— Start RECORDS FOR THE EXERCISE —
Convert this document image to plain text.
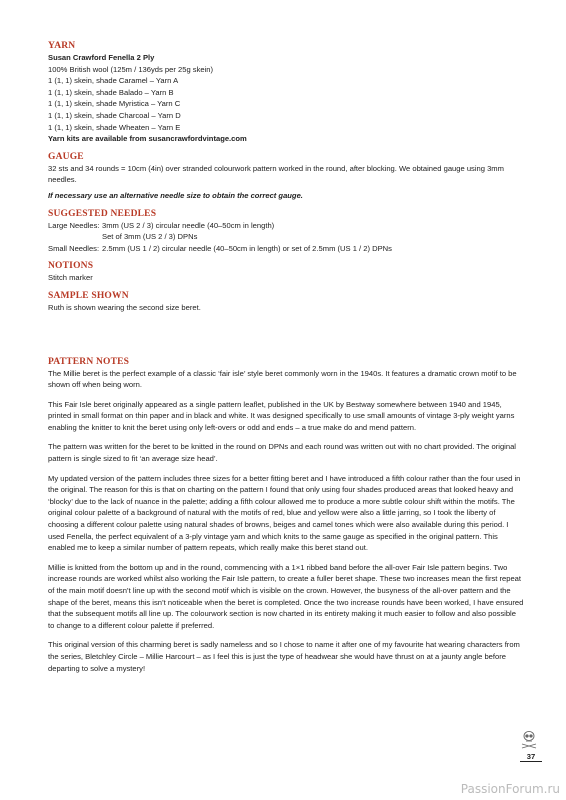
YARN

Susan Crawford Fenella 2 Ply

100% British wool (125m / 136yds per 25g skein)

1 (1, 1) skein, shade Caramel – Yarn A

1 (1, 1) skein, shade Balado – Yarn B

1 (1, 1) skein, shade Myristica – Yarn C

1 (1, 1) skein, shade Charcoal – Yarn D

1 (1, 1) skein, shade Wheaten – Yarn E

Yarn kits are available from susancrawfordvintage.com

GAUGE

32 sts and 34 rounds = 10cm (4in) over stranded colourwork pattern worked in the round, after blocking. We obtained gauge using 3mm needles.

If necessary use an alternative needle size to obtain the correct gauge.

SUGGESTED NEEDLES

Large Needles: 3mm (US 2 / 3) circular needle (40–50cm in length)
Set of 3mm (US 2 / 3) DPNs
Small Needles: 2.5mm (US 1 / 2) circular needle (40–50cm in length) or set of 2.5mm (US 1 / 2) DPNs

NOTIONS

Stitch marker

SAMPLE SHOWN

Ruth is shown wearing the second size beret.

PATTERN NOTES

The Millie beret is the perfect example of a classic ‘fair isle’ style beret commonly worn in the 1940s. It features a dramatic crown motif to be shown off when being worn.

This Fair Isle beret originally appeared as a single pattern leaflet, published in the UK by Bestway somewhere between 1940 and 1945, printed in small format on thin paper and in black and white. It was designed specifically to use small amounts of vintage 3-ply weight yarns enabling the knitter to knit the beret using only left-overs or odd and ends – a true make do and mend pattern.

The pattern was written for the beret to be knitted in the round on DPNs and each round was written out with no chart provided. The original pattern is single sized to fit ‘an average size head’.

My updated version of the pattern includes three sizes for a better fitting beret and I have introduced a fifth colour rather than the four used in the original. The reason for this is that on charting on the pattern I found that only using four shades produced areas that looked heavy and ‘blocky’ due to the lack of nuance in the palette; adding a fifth colour allowed me to produce a more subtle colour shift within the motifs. The original colour palette of a background of natural with the motifs of red, blue and yellow were also a little jarring, so I took the liberty of choosing a different colour palette using natural shades of browns, beiges and camel tones which were also available during this period. I used Fenella, the perfect equivalent of a 3-ply vintage yarn and which knits to the same gauge as specified in the original pattern. This enabled me to keep a similar number of pattern repeats, which really make this beret stand out.

Millie is knitted from the bottom up and in the round, commencing with a 1×1 ribbed band before the all-over Fair Isle pattern begins. Two increase rounds are worked whilst also working the Fair Isle pattern, to create a fuller beret shape. These two increases mean the first repeat of the main motif doesn’t line up with the second motif which is visible on the crown. However, the busyness of the all-over pattern and the shape of the beret, means this isn’t noticeable when the beret is completed. Once the two increase rounds have been worked, I have ensured that the subsequent motifs all line up. The colourwork section is now charted in its entirety making it much easier to follow and also possible to change to a different colour palette if preferred.

This original version of this charming beret is sadly nameless and so I chose to name it after one of my favourite hat wearing characters from the series, Bletchley Circle – Millie Harcourt – as I feel this is just the type of headwear she would have thrust on at a jaunty angle before departing to solve a mystery!

37
PassionForum.ru
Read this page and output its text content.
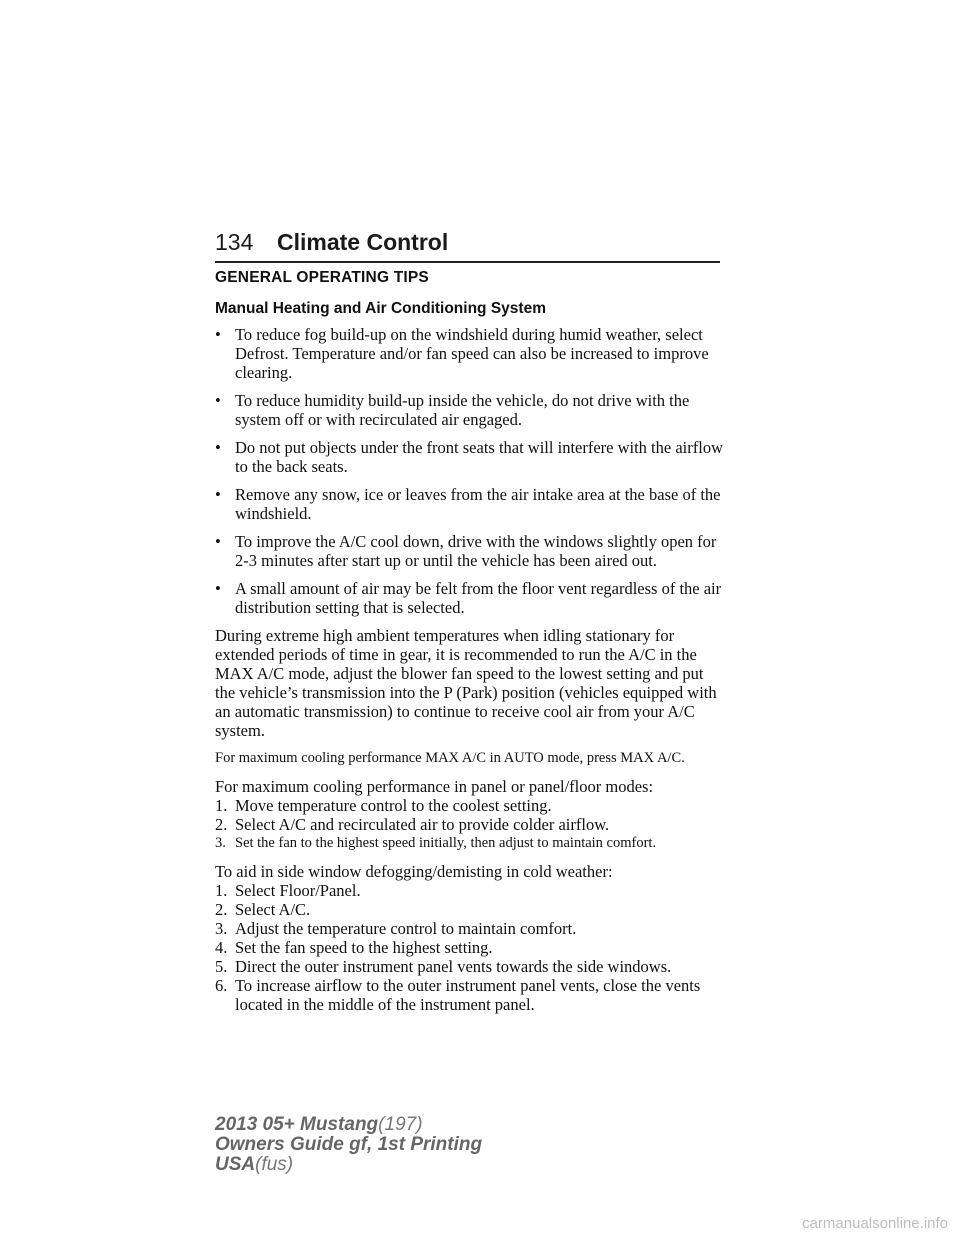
134 Climate Control
GENERAL OPERATING TIPS
Manual Heating and Air Conditioning System
• To reduce fog build-up on the windshield during humid weather, select Defrost. Temperature and/or fan speed can also be increased to improve clearing.
• To reduce humidity build-up inside the vehicle, do not drive with the system off or with recirculated air engaged.
• Do not put objects under the front seats that will interfere with the airflow to the back seats.
• Remove any snow, ice or leaves from the air intake area at the base of the windshield.
• To improve the A/C cool down, drive with the windows slightly open for 2-3 minutes after start up or until the vehicle has been aired out.
• A small amount of air may be felt from the floor vent regardless of the air distribution setting that is selected.

During extreme high ambient temperatures when idling stationary for extended periods of time in gear, it is recommended to run the A/C in the MAX A/C mode, adjust the blower fan speed to the lowest setting and put the vehicle’s transmission into the P (Park) position (vehicles equipped with an automatic transmission) to continue to receive cool air from your A/C system.

For maximum cooling performance MAX A/C in AUTO mode, press MAX A/C.

For maximum cooling performance in panel or panel/floor modes:
1. Move temperature control to the coolest setting.
2. Select A/C and recirculated air to provide colder airflow.
3. Set the fan to the highest speed initially, then adjust to maintain comfort.
To aid in side window defogging/demisting in cold weather:
1. Select Floor/Panel.
2. Select A/C.
3. Adjust the temperature control to maintain comfort.
4. Set the fan speed to the highest setting.
5. Direct the outer instrument panel vents towards the side windows.
6. To increase airflow to the outer instrument panel vents, close the vents located in the middle of the instrument panel.
2013 05+ Mustang(197)
Owners Guide gf, 1st Printing
USA(fus)
carmanualsonline.info
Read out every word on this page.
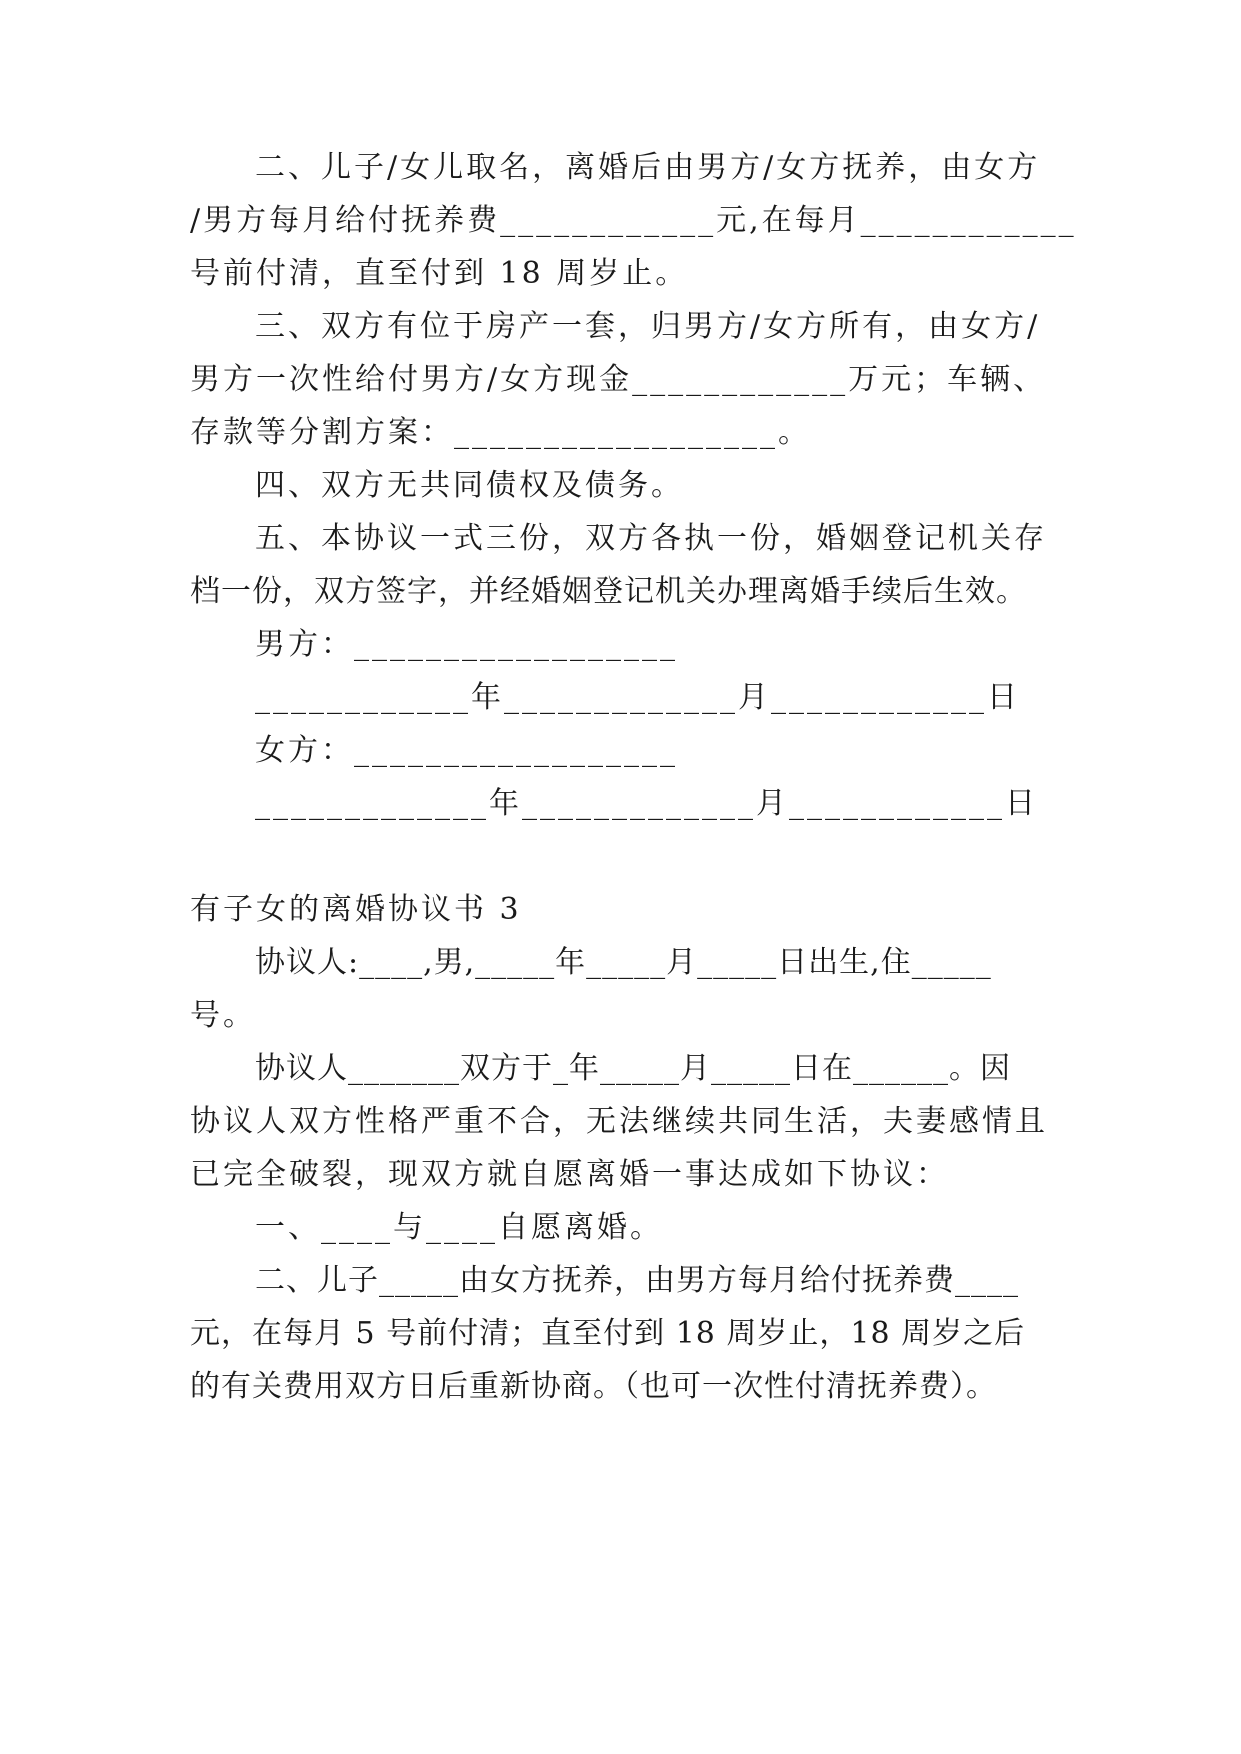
二、儿子/女儿取名，离婚后由男方/女方抚养，由女方
/男方每月给付抚养费____________元,在每月____________
号前付清，直至付到 18 周岁止。
三、双方有位于房产一套，归男方/女方所有，由女方/
男方一次性给付男方/女方现金____________万元；车辆、
存款等分割方案：__________________。
四、双方无共同债权及债务。
五、本协议一式三份，双方各执一份，婚姻登记机关存
档一份，双方签字，并经婚姻登记机关办理离婚手续后生效。
男方：__________________
____________年_____________月____________日
女方：__________________
_____________年_____________月____________日
有子女的离婚协议书 3
协议人:____,男,_____年_____月_____日出生,住_____
号。
协议人_______双方于_年_____月_____日在______。因
协议人双方性格严重不合，无法继续共同生活，夫妻感情且
已完全破裂，现双方就自愿离婚一事达成如下协议：
一、____与____自愿离婚。
二、儿子_____由女方抚养，由男方每月给付抚养费____
元，在每月 5 号前付清；直至付到 18 周岁止，18 周岁之后
的有关费用双方日后重新协商。（也可一次性付清抚养费）。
— End RECORDS FOR THE EXERCISE —
■ **GOAL OF THE EXERCISE**
Quote, word for word and nothing more, every line from the line with "Read out every word on this page." to the end of the entries, including both ends; skip any pictures.

■ **TASK SOLUTION**
Read out every word on this page.
二、儿子/女儿取名，离婚后由男方/女方抚养，由女方
/男方每月给付抚养费____________元,在每月____________
号前付清，直至付到 18 周岁止。
三、双方有位于房产一套，归男方/女方所有，由女方/
男方一次性给付男方/女方现金____________万元；车辆、
存款等分割方案：__________________。
四、双方无共同债权及债务。
五、本协议一式三份，双方各执一份，婚姻登记机关存
档一份，双方签字，并经婚姻登记机关办理离婚手续后生效。
男方：__________________
____________年_____________月____________日
女方：__________________
_____________年_____________月____________日
有子女的离婚协议书 3
协议人:____,男,_____年_____月_____日出生,住_____
号。
协议人_______双方于_年_____月_____日在______。因
协议人双方性格严重不合，无法继续共同生活，夫妻感情且
已完全破裂，现双方就自愿离婚一事达成如下协议：
一、____与____自愿离婚。
二、儿子_____由女方抚养，由男方每月给付抚养费____
元，在每月 5 号前付清；直至付到 18 周岁止，18 周岁之后
的有关费用双方日后重新协商。（也可一次性付清抚养费）。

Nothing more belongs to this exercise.